Exercise objective - Extract every line that includes the string "DataScientist".

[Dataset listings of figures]
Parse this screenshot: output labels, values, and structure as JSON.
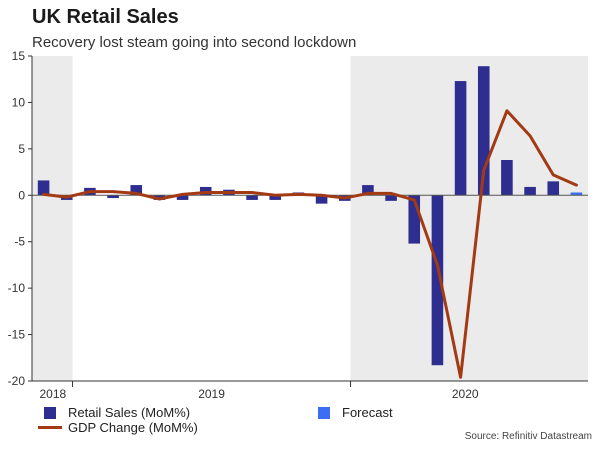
{
  "chart_data": {
    "type": "bar+line",
    "title": "UK Retail Sales",
    "subtitle": "Recovery lost steam going into second lockdown",
    "ylim": [
      -20,
      15
    ],
    "yticks": [
      15,
      10,
      5,
      0,
      -5,
      -10,
      -15,
      -20
    ],
    "year_labels": [
      "2018",
      "2019",
      "2020"
    ],
    "grid": false,
    "legend_position": "bottom",
    "series": [
      {
        "name": "Retail Sales (MoM%)",
        "kind": "bar",
        "color": "#2d2e8f",
        "values": [
          1.6,
          -0.5,
          0.8,
          -0.3,
          1.1,
          -0.5,
          -0.5,
          0.9,
          0.6,
          -0.5,
          -0.5,
          0.3,
          -0.9,
          -0.6,
          1.1,
          -0.6,
          -5.2,
          -18.3,
          12.3,
          13.9,
          3.8,
          0.9,
          1.5
        ]
      },
      {
        "name": "Forecast",
        "kind": "bar",
        "color": "#3b6ef5",
        "values": [
          null,
          null,
          null,
          null,
          null,
          null,
          null,
          null,
          null,
          null,
          null,
          null,
          null,
          null,
          null,
          null,
          null,
          null,
          null,
          null,
          null,
          null,
          null,
          0.3
        ]
      },
      {
        "name": "GDP Change (MoM%)",
        "kind": "line",
        "color": "#a33a14",
        "values": [
          0.1,
          -0.2,
          0.4,
          0.4,
          0.2,
          -0.4,
          0.1,
          0.3,
          0.3,
          0.3,
          0.0,
          0.1,
          0.0,
          -0.3,
          0.2,
          0.2,
          -0.5,
          -7.5,
          -19.6,
          2.7,
          9.1,
          6.4,
          2.2,
          1.1
        ]
      }
    ],
    "shaded_periods": [
      "2018",
      "2020"
    ],
    "colors": {
      "shade": "#ebebeb",
      "axis": "#333333"
    }
  },
  "legend": {
    "retail": "Retail Sales (MoM%)",
    "forecast": "Forecast",
    "gdp": "GDP Change (MoM%)"
  },
  "source": "Source: Refinitiv Datastream"
}
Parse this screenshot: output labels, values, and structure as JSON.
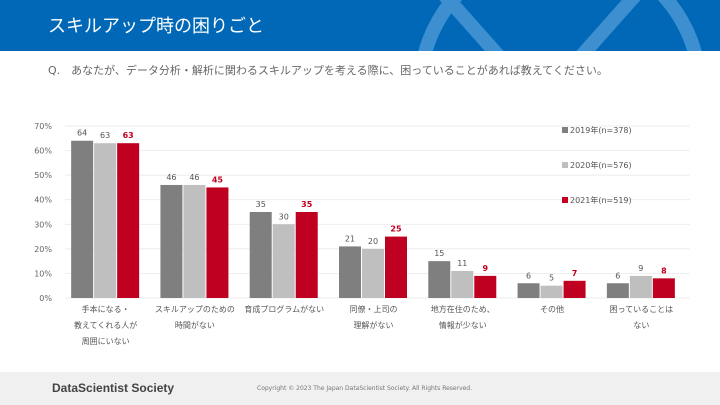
{
  "header": {
    "title": "スキルアップ時の困りごと"
  },
  "question": "Q.　あなたが、データ分析・解析に関わるスキルアップを考える際に、困っていることがあれば教えてください。",
  "footer": {
    "brand": "DataScientist Society",
    "copyright": "Copyright © 2023  The Japan DataScientist Society. All Rights Reserved."
  },
  "chart_data": {
    "type": "bar",
    "ylim": [
      0,
      70
    ],
    "yticks": [
      "0%",
      "10%",
      "20%",
      "30%",
      "40%",
      "50%",
      "60%",
      "70%"
    ],
    "grid": true,
    "legend_position": "right",
    "categories": [
      [
        "手本になる・",
        "教えてくれる人が",
        "周囲にいない"
      ],
      [
        "スキルアップのための",
        "時間がない"
      ],
      [
        "育成プログラムがない"
      ],
      [
        "同僚・上司の",
        "理解がない"
      ],
      [
        "地方在住のため、",
        "情報が少ない"
      ],
      [
        "その他"
      ],
      [
        "困っていることは",
        "ない"
      ]
    ],
    "series": [
      {
        "name": "2019年(n=378)",
        "color": "#7f7f7f",
        "values": [
          64,
          46,
          35,
          21,
          15,
          6,
          6
        ]
      },
      {
        "name": "2020年(n=576)",
        "color": "#bfbfbf",
        "values": [
          63,
          46,
          30,
          20,
          11,
          5,
          9
        ]
      },
      {
        "name": "2021年(n=519)",
        "color": "#c00020",
        "values": [
          63,
          45,
          35,
          25,
          9,
          7,
          8
        ]
      }
    ]
  }
}
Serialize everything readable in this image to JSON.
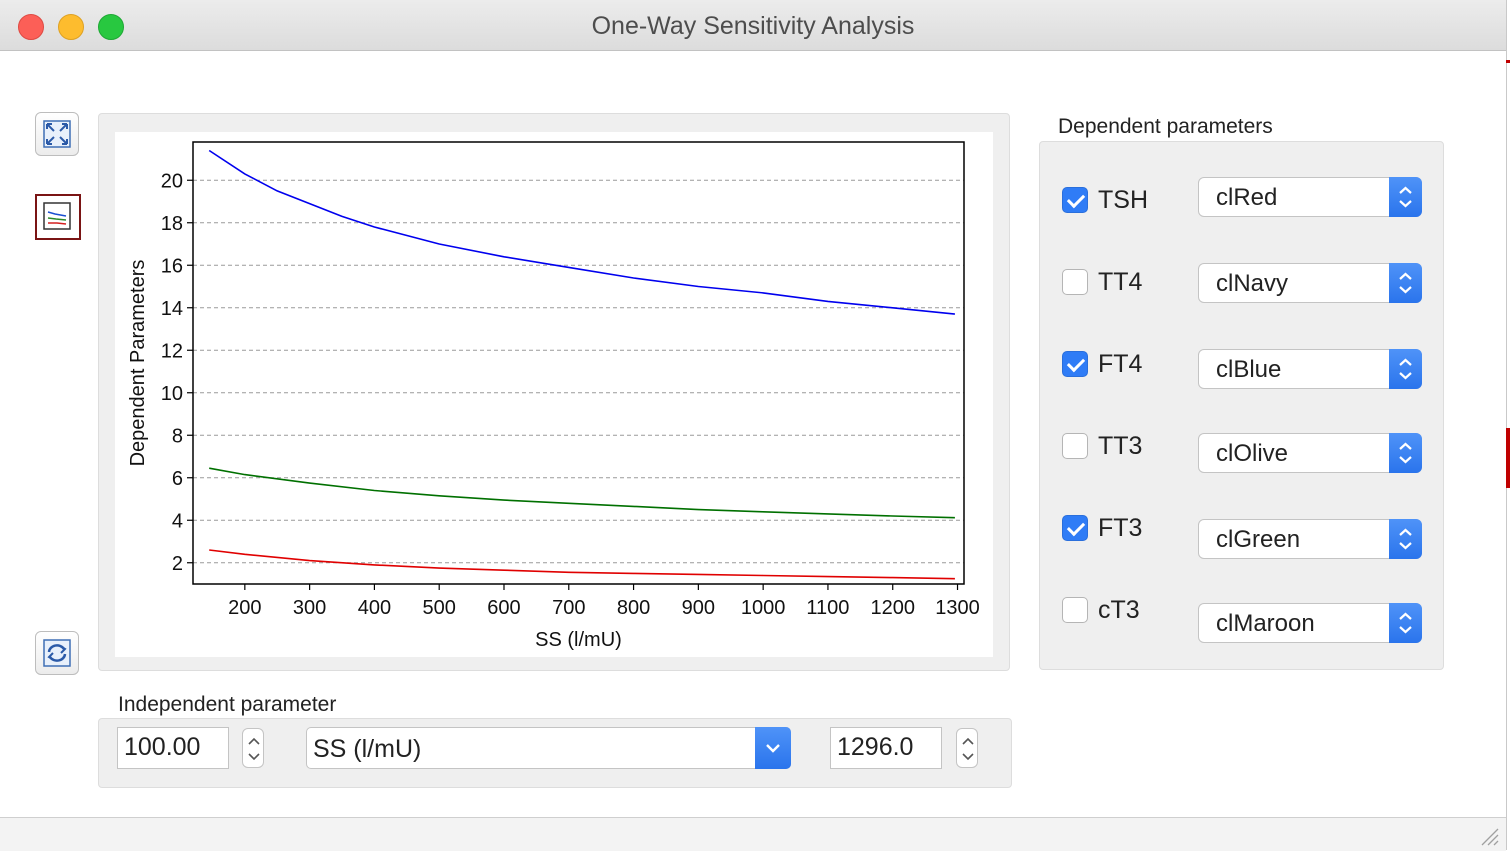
{
  "window": {
    "title": "One-Way Sensitivity Analysis"
  },
  "toolbar": {
    "fullscreen_icon": "fullscreen-icon",
    "graph_icon": "graph-icon",
    "refresh_icon": "refresh-icon"
  },
  "dependent": {
    "label": "Dependent parameters",
    "params": [
      {
        "name": "TSH",
        "checked": true,
        "color": "clRed"
      },
      {
        "name": "TT4",
        "checked": false,
        "color": "clNavy"
      },
      {
        "name": "FT4",
        "checked": true,
        "color": "clBlue"
      },
      {
        "name": "TT3",
        "checked": false,
        "color": "clOlive"
      },
      {
        "name": "FT3",
        "checked": true,
        "color": "clGreen"
      },
      {
        "name": "cT3",
        "checked": false,
        "color": "clMaroon"
      }
    ]
  },
  "independent": {
    "label": "Independent parameter",
    "min_value": "100.00",
    "parameter": "SS (l/mU)",
    "max_value": "1296.0"
  },
  "chart_data": {
    "type": "line",
    "xlabel": "SS (l/mU)",
    "ylabel": "Dependent Parameters",
    "xlim": [
      120,
      1310
    ],
    "ylim": [
      1,
      21.8
    ],
    "xticks": [
      200,
      300,
      400,
      500,
      600,
      700,
      800,
      900,
      1000,
      1100,
      1200,
      1300
    ],
    "yticks": [
      2,
      4,
      6,
      8,
      10,
      12,
      14,
      16,
      18,
      20
    ],
    "grid": "horizontal dashed",
    "series": [
      {
        "color": "#0000ee",
        "x": [
          145,
          200,
          250,
          300,
          350,
          400,
          500,
          600,
          700,
          800,
          900,
          1000,
          1100,
          1200,
          1296
        ],
        "y": [
          21.4,
          20.3,
          19.5,
          18.9,
          18.3,
          17.8,
          17.0,
          16.4,
          15.9,
          15.4,
          15.0,
          14.7,
          14.3,
          14.0,
          13.7
        ]
      },
      {
        "color": "#007000",
        "x": [
          145,
          200,
          300,
          400,
          500,
          600,
          700,
          800,
          900,
          1000,
          1100,
          1200,
          1296
        ],
        "y": [
          6.45,
          6.15,
          5.75,
          5.4,
          5.15,
          4.95,
          4.8,
          4.65,
          4.5,
          4.4,
          4.3,
          4.2,
          4.12
        ]
      },
      {
        "color": "#e00000",
        "x": [
          145,
          200,
          300,
          400,
          500,
          600,
          700,
          800,
          900,
          1000,
          1100,
          1200,
          1296
        ],
        "y": [
          2.6,
          2.4,
          2.1,
          1.9,
          1.75,
          1.65,
          1.55,
          1.5,
          1.45,
          1.4,
          1.35,
          1.3,
          1.25
        ]
      }
    ]
  }
}
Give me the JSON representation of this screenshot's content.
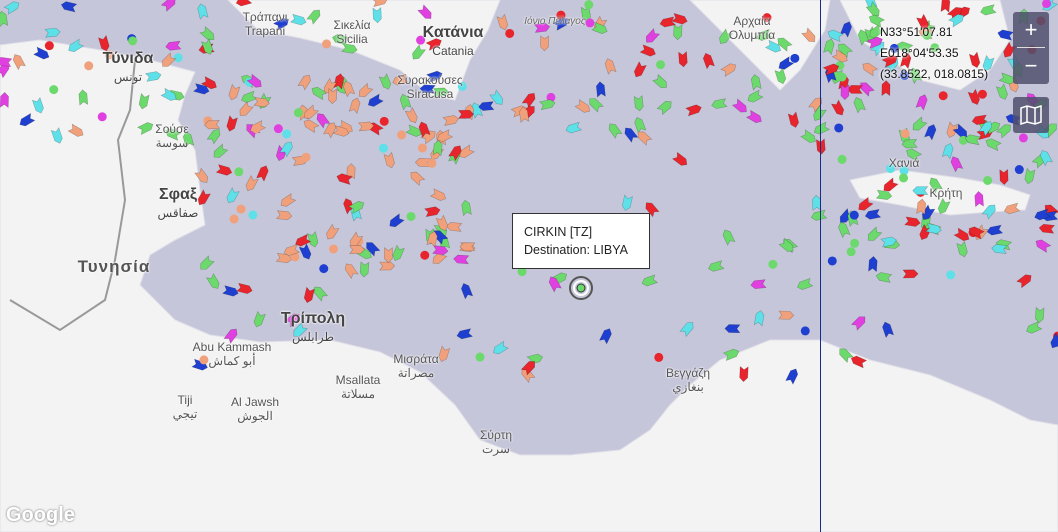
{
  "map": {
    "colors": {
      "sea": "#c6c6da",
      "land": "#f3f3f3",
      "cargo": "#6bd96b",
      "tanker": "#e8242c",
      "passenger": "#1f3fd1",
      "fishing": "#f0a07a",
      "tug": "#5ee0e8",
      "pleasure": "#e040e0"
    },
    "places": [
      {
        "name": "Τύνιδα",
        "sub": "تونس",
        "kind": "big"
      },
      {
        "name": "Σούσε",
        "sub": "سوسة",
        "kind": "small"
      },
      {
        "name": "Σφαξ",
        "sub": "صفاقس",
        "kind": "big"
      },
      {
        "name": "Τυνησία",
        "sub": "",
        "kind": "country"
      },
      {
        "name": "Τράπανι",
        "sub": "Trapani",
        "kind": "small"
      },
      {
        "name": "Σικελία",
        "sub": "Sicilia",
        "kind": "small"
      },
      {
        "name": "Κατάνια",
        "sub": "Catania",
        "kind": "big"
      },
      {
        "name": "Συρακούσες",
        "sub": "Siracusa",
        "kind": "small"
      },
      {
        "name": "Τρίπολη",
        "sub": "طرابلس",
        "kind": "big"
      },
      {
        "name": "Abu Kammash",
        "sub": "أبو كماش",
        "kind": "small"
      },
      {
        "name": "Μισράτα",
        "sub": "مصراتة",
        "kind": "small"
      },
      {
        "name": "Msallata",
        "sub": "مسلاتة",
        "kind": "small"
      },
      {
        "name": "Tiji",
        "sub": "تيجي",
        "kind": "small"
      },
      {
        "name": "Al Jawsh",
        "sub": "الجوش",
        "kind": "small"
      },
      {
        "name": "Σύρτη",
        "sub": "سرت",
        "kind": "small"
      },
      {
        "name": "Βεγγάζη",
        "sub": "بنغازي",
        "kind": "small"
      },
      {
        "name": "Χανιά",
        "sub": "",
        "kind": "small"
      },
      {
        "name": "Κρήτη",
        "sub": "",
        "kind": "small"
      },
      {
        "name": "Αρχαία",
        "sub": "Ολυμπία",
        "kind": "small"
      },
      {
        "name": "Ιόνιο Πέλαγος",
        "sub": "",
        "kind": "sea"
      }
    ]
  },
  "tooltip": {
    "vessel": "CIRKIN [TZ]",
    "destination": "Destination: LIBYA"
  },
  "coordinates": {
    "lat": "N33°51'07.81",
    "lon": "E018°04'53.35",
    "decimal": "(33.8522, 018.0815)"
  },
  "controls": {
    "zoom_in": "+",
    "zoom_out": "−",
    "layers_icon": "map-layers-icon"
  },
  "attribution": "Google"
}
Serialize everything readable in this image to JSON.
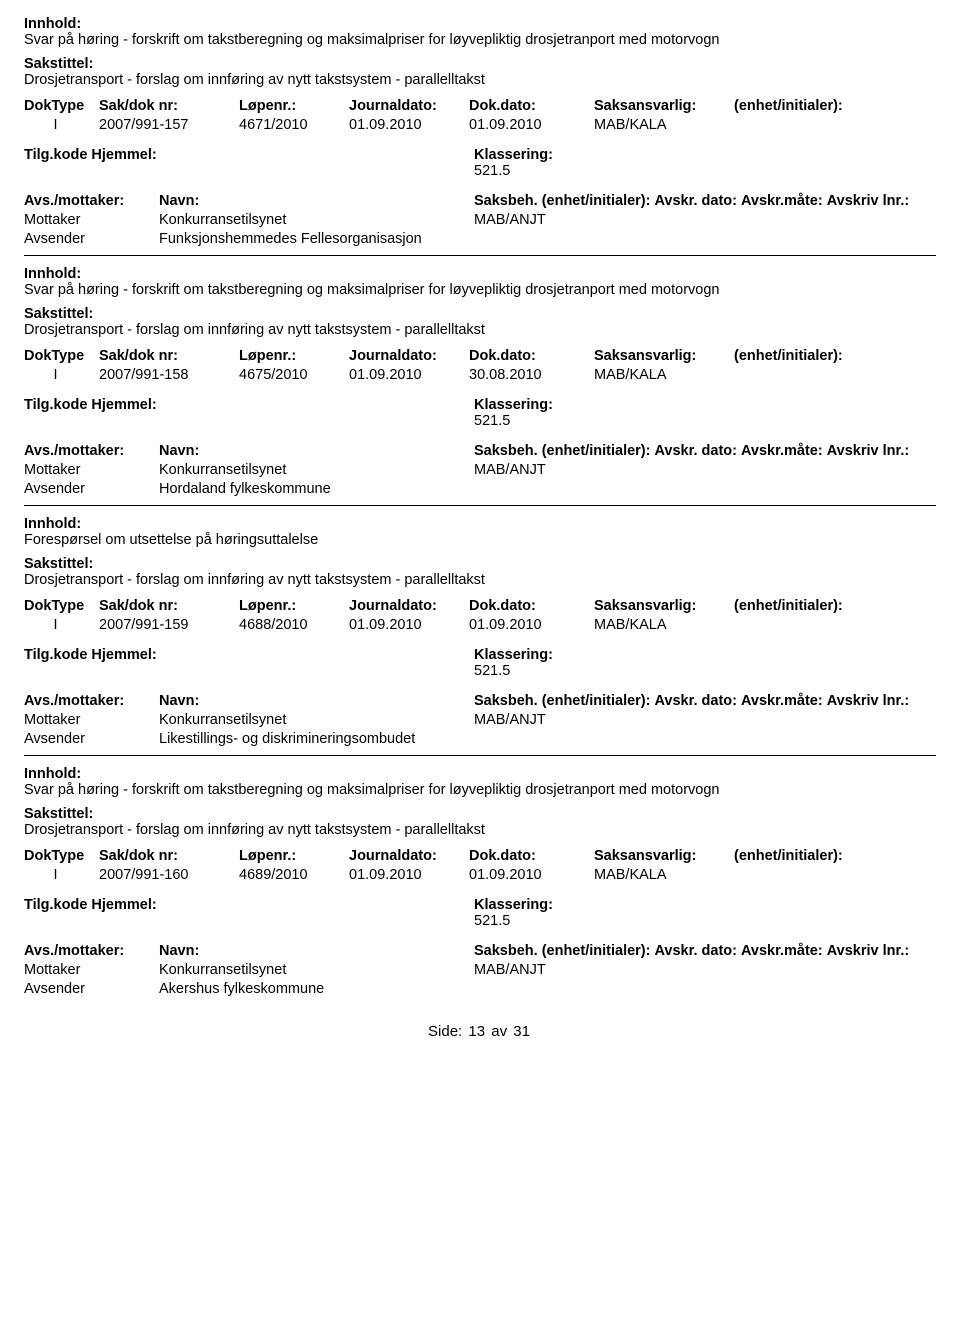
{
  "labels": {
    "innhold": "Innhold:",
    "sakstittel": "Sakstittel:",
    "doktype": "DokType",
    "sakdoknr": "Sak/dok nr:",
    "lopenr": "Løpenr.:",
    "journaldato": "Journaldato:",
    "dokdato": "Dok.dato:",
    "saksansvarlig": "Saksansvarlig:",
    "enhet": "(enhet/initialer):",
    "tilgkode": "Tilg.kode",
    "hjemmel": "Hjemmel:",
    "klassering": "Klassering:",
    "avsmottaker": "Avs./mottaker:",
    "navn": "Navn:",
    "saksbeh": "Saksbeh.",
    "saksbeh_enhet": "(enhet/initialer):",
    "avskr_dato": "Avskr. dato:",
    "avskr_mate": "Avskr.måte:",
    "avskriv_lnr": "Avskriv lnr.:",
    "mottaker": "Mottaker",
    "avsender": "Avsender",
    "side": "Side:",
    "av": "av"
  },
  "page": {
    "current": "13",
    "total": "31"
  },
  "records": [
    {
      "innhold": "Svar på høring - forskrift om takstberegning og maksimalpriser for løyvepliktig drosjetranport med motorvogn",
      "sakstittel": "Drosjetransport - forslag om innføring av nytt takstsystem - parallelltakst",
      "doktype": "I",
      "sakdoknr": "2007/991-157",
      "lopenr": "4671/2010",
      "journaldato": "01.09.2010",
      "dokdato": "01.09.2010",
      "saksansvarlig": "MAB/KALA",
      "klassering": "521.5",
      "mottaker_navn": "Konkurransetilsynet",
      "avsender_navn": "Funksjonshemmedes Fellesorganisasjon",
      "saksbeh_val": "MAB/ANJT"
    },
    {
      "innhold": "Svar på høring - forskrift om takstberegning og maksimalpriser for løyvepliktig drosjetranport med motorvogn",
      "sakstittel": "Drosjetransport - forslag om innføring av nytt takstsystem - parallelltakst",
      "doktype": "I",
      "sakdoknr": "2007/991-158",
      "lopenr": "4675/2010",
      "journaldato": "01.09.2010",
      "dokdato": "30.08.2010",
      "saksansvarlig": "MAB/KALA",
      "klassering": "521.5",
      "mottaker_navn": "Konkurransetilsynet",
      "avsender_navn": "Hordaland fylkeskommune",
      "saksbeh_val": "MAB/ANJT"
    },
    {
      "innhold": "Forespørsel om utsettelse på høringsuttalelse",
      "sakstittel": "Drosjetransport - forslag om innføring av nytt takstsystem - parallelltakst",
      "doktype": "I",
      "sakdoknr": "2007/991-159",
      "lopenr": "4688/2010",
      "journaldato": "01.09.2010",
      "dokdato": "01.09.2010",
      "saksansvarlig": "MAB/KALA",
      "klassering": "521.5",
      "mottaker_navn": "Konkurransetilsynet",
      "avsender_navn": "Likestillings- og diskrimineringsombudet",
      "saksbeh_val": "MAB/ANJT"
    },
    {
      "innhold": "Svar på høring - forskrift om takstberegning og maksimalpriser for løyvepliktig drosjetranport med motorvogn",
      "sakstittel": "Drosjetransport - forslag om innføring av nytt takstsystem - parallelltakst",
      "doktype": "I",
      "sakdoknr": "2007/991-160",
      "lopenr": "4689/2010",
      "journaldato": "01.09.2010",
      "dokdato": "01.09.2010",
      "saksansvarlig": "MAB/KALA",
      "klassering": "521.5",
      "mottaker_navn": "Konkurransetilsynet",
      "avsender_navn": "Akershus fylkeskommune",
      "saksbeh_val": "MAB/ANJT"
    }
  ]
}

Answer to the exercise -
    "brand": "DataScientist Society",
    "copyright": "Copyright © 2023  The Japan DataScientist Society. All Rights Reserved."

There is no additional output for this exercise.